** Challenge **
Copy each line that contains the string "timeout".

** Records to process **
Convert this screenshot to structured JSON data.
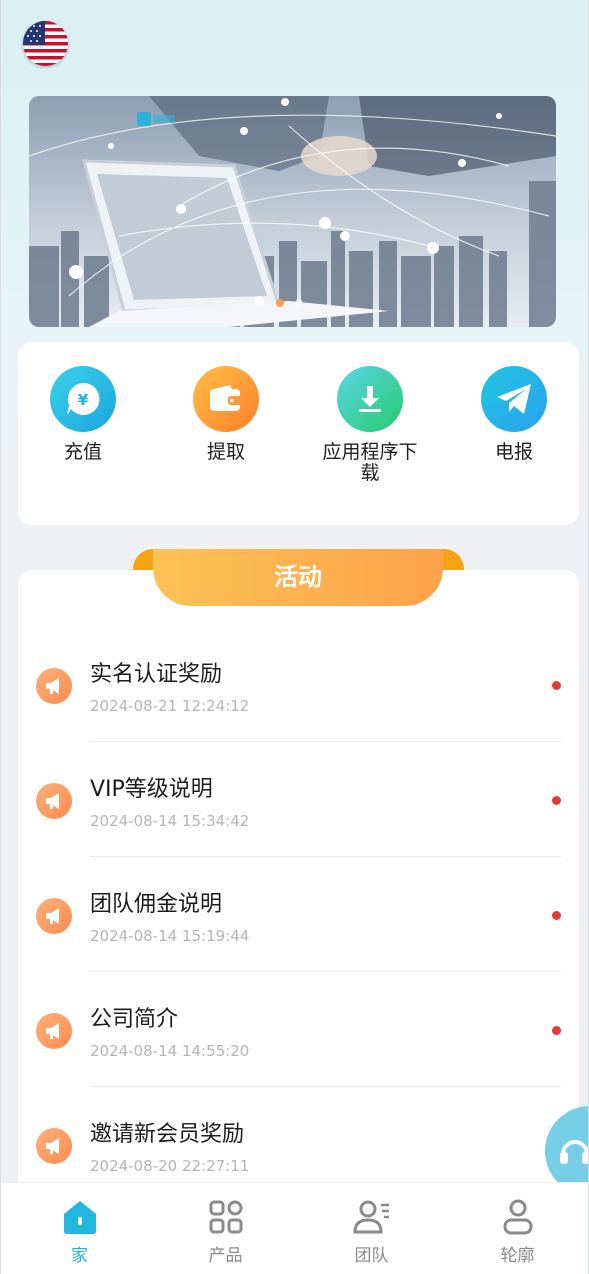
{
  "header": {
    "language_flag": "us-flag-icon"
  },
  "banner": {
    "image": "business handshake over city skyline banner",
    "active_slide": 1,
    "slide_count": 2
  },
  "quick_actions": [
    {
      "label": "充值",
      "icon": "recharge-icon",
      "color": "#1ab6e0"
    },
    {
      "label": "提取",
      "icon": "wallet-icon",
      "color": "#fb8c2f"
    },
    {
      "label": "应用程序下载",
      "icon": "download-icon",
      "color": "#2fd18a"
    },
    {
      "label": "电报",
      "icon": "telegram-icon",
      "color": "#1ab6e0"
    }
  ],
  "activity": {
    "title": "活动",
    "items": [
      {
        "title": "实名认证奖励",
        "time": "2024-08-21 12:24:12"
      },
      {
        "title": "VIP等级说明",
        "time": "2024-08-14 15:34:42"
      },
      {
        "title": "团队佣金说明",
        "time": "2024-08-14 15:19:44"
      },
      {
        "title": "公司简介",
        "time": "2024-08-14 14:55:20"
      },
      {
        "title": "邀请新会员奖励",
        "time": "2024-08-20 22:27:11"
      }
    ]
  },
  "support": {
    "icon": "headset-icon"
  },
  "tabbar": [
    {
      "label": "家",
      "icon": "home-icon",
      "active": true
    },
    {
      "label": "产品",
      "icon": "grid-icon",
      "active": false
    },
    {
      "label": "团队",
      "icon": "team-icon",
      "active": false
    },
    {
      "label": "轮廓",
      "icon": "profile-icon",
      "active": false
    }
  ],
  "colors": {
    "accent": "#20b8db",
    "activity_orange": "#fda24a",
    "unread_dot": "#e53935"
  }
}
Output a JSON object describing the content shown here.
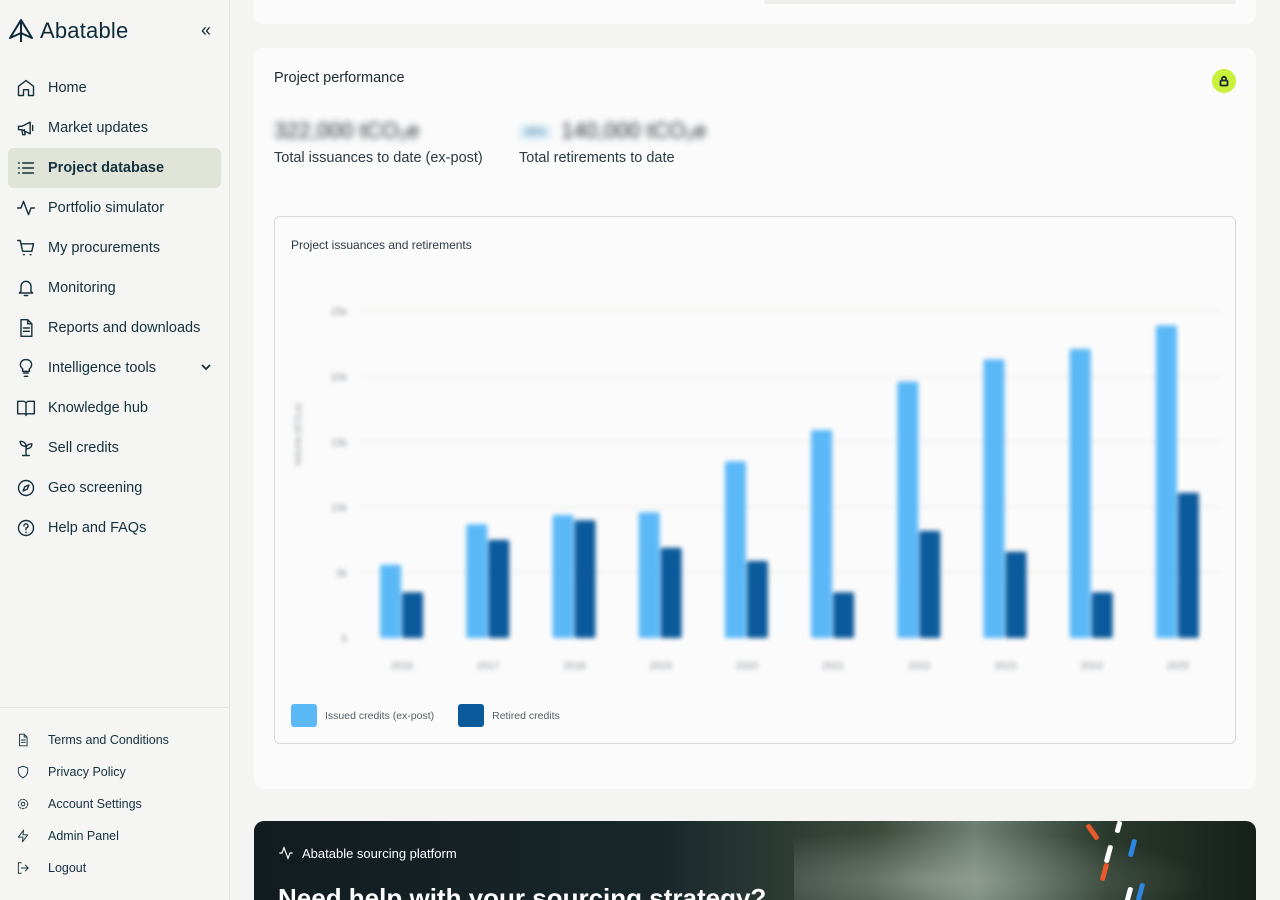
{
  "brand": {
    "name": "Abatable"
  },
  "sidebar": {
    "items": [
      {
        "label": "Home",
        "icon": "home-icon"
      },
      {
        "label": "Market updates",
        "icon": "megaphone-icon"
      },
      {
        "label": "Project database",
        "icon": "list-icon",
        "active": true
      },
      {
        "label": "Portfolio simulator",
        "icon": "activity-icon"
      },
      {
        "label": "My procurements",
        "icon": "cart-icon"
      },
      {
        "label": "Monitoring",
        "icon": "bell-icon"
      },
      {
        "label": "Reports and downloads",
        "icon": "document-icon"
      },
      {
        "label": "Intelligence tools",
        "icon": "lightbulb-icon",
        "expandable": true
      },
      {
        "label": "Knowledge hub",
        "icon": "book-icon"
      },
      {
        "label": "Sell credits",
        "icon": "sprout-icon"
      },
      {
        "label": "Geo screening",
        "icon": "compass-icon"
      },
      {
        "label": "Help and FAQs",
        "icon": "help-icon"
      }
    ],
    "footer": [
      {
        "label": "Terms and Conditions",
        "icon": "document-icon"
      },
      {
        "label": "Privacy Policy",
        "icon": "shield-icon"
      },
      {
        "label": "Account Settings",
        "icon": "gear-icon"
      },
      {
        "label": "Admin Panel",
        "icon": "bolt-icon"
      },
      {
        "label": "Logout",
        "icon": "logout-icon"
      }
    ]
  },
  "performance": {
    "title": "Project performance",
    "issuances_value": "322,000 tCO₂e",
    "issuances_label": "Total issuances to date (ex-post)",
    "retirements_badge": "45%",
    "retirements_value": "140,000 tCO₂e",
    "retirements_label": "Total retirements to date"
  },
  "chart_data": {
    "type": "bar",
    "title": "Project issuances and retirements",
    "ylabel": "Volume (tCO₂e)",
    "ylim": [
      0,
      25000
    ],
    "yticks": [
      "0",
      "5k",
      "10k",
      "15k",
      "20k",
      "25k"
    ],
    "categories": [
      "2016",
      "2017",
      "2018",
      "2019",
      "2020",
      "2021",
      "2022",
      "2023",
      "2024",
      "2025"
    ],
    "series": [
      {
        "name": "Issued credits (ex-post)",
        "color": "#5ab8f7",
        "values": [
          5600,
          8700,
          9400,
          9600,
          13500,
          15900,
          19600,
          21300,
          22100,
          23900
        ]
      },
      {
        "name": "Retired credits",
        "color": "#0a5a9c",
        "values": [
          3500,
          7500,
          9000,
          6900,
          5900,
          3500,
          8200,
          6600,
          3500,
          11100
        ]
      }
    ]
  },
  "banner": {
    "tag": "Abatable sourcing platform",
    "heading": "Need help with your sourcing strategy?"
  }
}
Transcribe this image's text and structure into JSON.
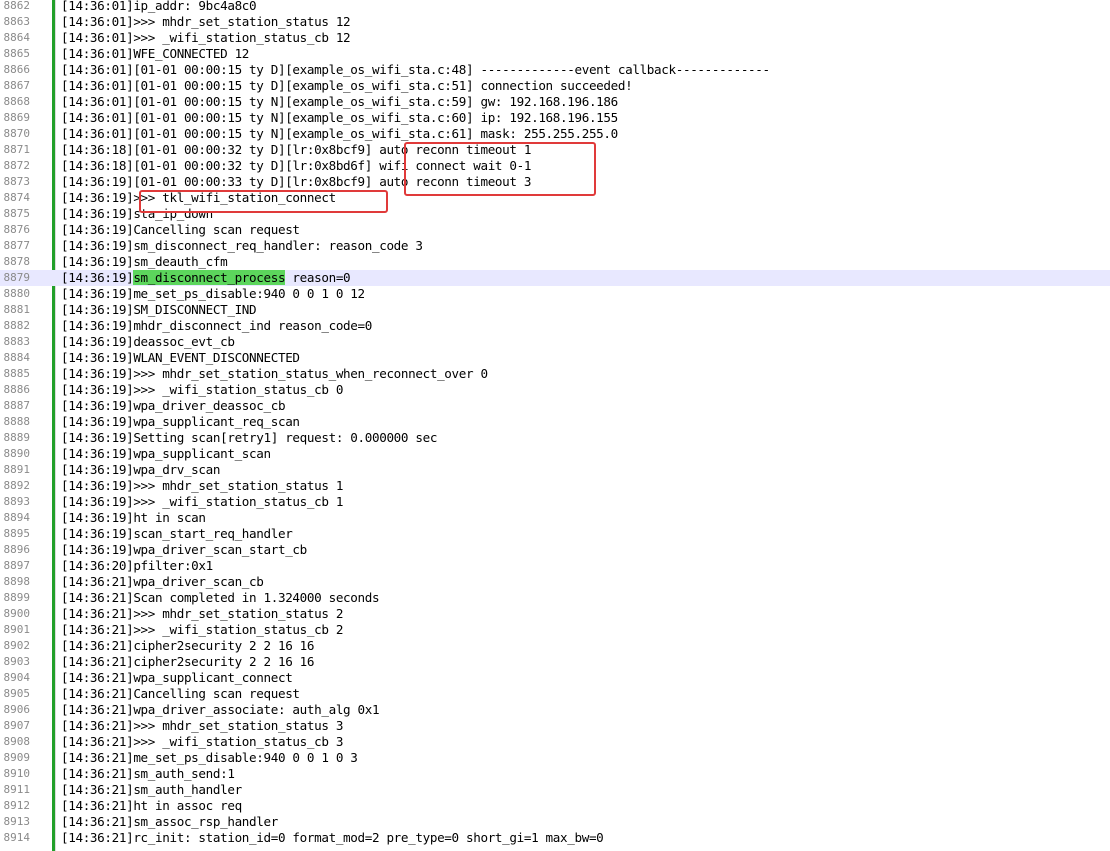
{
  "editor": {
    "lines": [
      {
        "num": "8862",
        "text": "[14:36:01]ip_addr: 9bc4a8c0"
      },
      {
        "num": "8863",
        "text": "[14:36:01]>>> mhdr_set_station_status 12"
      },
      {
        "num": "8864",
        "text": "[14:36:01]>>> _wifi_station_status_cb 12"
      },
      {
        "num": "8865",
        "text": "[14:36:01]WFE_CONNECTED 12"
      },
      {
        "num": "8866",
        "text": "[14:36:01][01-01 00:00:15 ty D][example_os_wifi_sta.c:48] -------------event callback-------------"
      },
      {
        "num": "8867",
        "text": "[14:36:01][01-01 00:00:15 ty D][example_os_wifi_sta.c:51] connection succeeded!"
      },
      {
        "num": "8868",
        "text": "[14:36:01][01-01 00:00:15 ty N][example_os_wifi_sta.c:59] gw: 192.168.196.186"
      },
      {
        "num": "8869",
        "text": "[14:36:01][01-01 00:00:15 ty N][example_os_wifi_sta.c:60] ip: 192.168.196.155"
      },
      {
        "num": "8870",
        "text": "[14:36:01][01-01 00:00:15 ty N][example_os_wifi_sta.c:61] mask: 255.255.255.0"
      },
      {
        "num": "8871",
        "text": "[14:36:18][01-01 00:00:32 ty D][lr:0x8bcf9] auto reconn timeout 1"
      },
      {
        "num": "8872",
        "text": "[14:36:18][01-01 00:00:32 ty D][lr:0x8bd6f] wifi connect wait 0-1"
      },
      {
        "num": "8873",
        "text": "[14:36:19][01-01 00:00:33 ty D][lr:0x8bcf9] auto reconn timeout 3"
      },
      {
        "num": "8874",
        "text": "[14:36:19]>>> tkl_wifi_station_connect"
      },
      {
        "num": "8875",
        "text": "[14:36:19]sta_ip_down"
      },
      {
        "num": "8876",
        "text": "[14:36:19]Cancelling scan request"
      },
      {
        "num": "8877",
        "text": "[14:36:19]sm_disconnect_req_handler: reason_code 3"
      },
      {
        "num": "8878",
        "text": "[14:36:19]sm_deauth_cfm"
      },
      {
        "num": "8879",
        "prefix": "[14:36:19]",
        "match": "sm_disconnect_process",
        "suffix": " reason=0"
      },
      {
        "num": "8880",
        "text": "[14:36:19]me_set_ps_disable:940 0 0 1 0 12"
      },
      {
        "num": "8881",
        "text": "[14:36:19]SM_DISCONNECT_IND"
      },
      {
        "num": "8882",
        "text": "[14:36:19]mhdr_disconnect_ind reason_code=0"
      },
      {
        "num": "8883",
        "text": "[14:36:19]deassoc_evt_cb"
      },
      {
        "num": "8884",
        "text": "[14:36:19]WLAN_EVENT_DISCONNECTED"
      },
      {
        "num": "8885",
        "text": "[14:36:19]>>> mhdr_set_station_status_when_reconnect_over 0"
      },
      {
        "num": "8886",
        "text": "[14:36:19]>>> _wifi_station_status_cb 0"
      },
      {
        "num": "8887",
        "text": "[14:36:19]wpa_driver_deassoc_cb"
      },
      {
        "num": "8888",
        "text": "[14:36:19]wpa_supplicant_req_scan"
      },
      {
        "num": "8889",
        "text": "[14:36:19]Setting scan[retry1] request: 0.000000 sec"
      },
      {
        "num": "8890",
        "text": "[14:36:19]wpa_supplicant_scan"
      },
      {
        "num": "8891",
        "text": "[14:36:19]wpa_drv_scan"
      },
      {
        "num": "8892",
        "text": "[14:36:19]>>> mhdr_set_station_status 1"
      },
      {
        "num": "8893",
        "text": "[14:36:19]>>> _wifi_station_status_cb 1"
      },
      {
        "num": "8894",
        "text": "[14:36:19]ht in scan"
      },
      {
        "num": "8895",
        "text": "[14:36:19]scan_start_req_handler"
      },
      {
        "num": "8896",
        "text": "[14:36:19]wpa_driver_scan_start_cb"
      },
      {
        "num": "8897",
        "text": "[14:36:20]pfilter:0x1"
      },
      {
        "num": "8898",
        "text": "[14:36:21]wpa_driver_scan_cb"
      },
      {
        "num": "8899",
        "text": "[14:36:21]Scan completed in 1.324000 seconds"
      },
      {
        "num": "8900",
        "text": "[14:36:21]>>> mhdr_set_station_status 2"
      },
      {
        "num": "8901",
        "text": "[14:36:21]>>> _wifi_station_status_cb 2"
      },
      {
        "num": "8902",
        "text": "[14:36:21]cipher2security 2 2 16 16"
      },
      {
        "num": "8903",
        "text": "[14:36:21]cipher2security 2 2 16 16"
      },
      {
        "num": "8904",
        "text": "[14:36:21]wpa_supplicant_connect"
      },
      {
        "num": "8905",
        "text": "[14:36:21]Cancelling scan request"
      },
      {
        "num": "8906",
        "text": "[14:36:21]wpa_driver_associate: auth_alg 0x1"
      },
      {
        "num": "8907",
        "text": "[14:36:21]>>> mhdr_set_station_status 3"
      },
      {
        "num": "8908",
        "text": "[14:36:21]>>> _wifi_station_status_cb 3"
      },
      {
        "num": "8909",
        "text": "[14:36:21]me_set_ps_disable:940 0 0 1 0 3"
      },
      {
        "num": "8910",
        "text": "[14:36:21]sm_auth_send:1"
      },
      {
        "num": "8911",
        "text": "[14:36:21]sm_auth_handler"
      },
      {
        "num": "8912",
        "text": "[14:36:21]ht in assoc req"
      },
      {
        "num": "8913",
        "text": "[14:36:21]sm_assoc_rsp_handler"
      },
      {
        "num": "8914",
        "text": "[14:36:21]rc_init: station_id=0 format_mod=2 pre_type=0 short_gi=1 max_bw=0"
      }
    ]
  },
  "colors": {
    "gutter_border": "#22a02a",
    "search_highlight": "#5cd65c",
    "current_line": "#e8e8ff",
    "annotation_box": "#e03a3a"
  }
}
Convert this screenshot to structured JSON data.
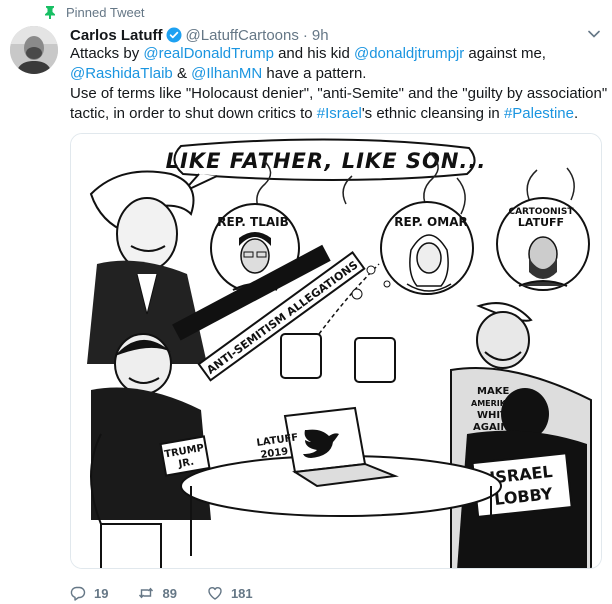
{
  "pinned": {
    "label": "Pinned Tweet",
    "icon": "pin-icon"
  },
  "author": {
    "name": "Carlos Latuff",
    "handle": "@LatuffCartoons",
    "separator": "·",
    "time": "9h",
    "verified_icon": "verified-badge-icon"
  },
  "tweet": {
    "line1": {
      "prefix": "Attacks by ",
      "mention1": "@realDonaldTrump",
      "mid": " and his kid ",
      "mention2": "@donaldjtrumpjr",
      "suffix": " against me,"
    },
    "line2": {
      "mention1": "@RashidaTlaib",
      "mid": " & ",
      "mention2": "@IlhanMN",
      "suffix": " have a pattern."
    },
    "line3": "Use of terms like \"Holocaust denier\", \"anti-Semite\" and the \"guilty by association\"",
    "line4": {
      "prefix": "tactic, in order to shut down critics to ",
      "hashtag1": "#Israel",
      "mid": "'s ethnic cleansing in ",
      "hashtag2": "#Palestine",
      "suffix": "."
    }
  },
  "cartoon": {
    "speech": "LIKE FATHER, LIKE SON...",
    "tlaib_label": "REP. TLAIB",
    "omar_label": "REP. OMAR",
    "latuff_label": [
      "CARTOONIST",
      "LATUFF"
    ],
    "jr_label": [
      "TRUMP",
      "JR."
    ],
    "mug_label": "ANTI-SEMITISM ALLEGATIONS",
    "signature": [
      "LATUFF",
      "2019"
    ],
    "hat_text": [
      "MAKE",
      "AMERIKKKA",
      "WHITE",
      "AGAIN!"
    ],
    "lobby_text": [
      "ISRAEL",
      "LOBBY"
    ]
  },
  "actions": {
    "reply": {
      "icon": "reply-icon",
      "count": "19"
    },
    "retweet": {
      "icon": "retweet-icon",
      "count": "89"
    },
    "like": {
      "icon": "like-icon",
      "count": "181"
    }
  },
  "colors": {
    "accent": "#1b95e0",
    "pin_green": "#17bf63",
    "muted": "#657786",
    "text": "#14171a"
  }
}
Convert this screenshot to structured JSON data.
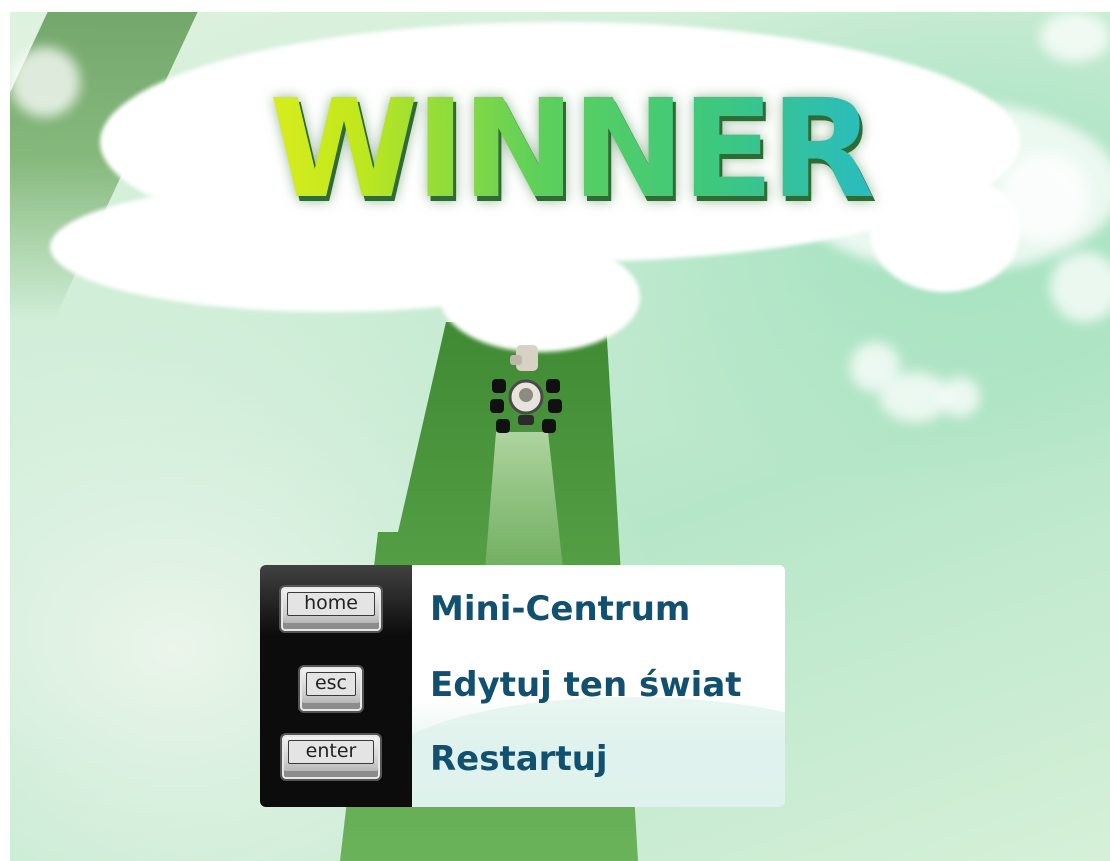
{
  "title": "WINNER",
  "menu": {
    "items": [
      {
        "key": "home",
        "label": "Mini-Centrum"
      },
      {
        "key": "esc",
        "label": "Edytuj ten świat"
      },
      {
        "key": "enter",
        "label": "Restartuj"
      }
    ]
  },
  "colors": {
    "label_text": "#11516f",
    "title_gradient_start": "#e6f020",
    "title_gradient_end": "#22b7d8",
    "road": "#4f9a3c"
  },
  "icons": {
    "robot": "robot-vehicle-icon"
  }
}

** Result below **
        "text": "[14:36:18][01-01 00:00:32 ty D][lr:0x8bcf9] auto reconn timeout 1"
        "text": "[14:36:19][01-01 00:00:33 ty D][lr:0x8bcf9] auto reconn timeout 3"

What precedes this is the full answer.